■ Your instructions: For each line that holds "week", copy the line out.

■ The data:
==*==

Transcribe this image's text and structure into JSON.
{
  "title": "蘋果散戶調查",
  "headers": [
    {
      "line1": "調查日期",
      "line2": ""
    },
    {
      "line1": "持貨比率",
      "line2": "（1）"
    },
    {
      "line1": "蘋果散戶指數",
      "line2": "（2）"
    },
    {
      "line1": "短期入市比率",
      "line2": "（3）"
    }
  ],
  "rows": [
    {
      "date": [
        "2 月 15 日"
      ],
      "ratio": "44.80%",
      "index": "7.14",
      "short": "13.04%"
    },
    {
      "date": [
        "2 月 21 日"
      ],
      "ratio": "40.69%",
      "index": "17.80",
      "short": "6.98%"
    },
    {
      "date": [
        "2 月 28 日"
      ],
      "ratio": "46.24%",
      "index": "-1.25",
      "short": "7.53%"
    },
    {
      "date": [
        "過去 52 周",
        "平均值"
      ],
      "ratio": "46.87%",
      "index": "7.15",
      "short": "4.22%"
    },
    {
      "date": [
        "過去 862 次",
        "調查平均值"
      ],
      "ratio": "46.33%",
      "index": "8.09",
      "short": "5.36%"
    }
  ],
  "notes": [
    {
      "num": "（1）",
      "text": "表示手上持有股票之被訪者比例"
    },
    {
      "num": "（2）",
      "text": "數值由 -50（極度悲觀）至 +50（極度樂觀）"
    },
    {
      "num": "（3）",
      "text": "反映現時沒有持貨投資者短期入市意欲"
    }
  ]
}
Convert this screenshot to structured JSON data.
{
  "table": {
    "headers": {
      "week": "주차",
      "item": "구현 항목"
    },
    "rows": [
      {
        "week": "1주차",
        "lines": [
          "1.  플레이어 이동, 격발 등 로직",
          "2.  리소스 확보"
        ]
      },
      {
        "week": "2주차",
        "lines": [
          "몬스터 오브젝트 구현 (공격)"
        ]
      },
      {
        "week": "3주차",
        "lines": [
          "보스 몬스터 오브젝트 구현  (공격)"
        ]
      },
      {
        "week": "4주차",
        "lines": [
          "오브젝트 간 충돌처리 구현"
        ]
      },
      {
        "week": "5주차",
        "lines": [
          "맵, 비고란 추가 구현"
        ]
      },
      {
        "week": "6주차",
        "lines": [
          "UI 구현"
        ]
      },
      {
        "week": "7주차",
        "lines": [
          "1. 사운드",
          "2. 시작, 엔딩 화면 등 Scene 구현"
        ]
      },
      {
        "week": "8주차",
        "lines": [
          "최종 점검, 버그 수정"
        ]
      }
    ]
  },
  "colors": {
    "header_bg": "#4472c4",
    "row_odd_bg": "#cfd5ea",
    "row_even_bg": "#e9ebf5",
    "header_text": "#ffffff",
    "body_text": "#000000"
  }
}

==*==

■ Output of the exercise:
      "week": "주차",
        "week": "1주차",
        "week": "2주차",
        "week": "3주차",
        "week": "4주차",
        "week": "5주차",
        "week": "6주차",
        "week": "7주차",
        "week": "8주차",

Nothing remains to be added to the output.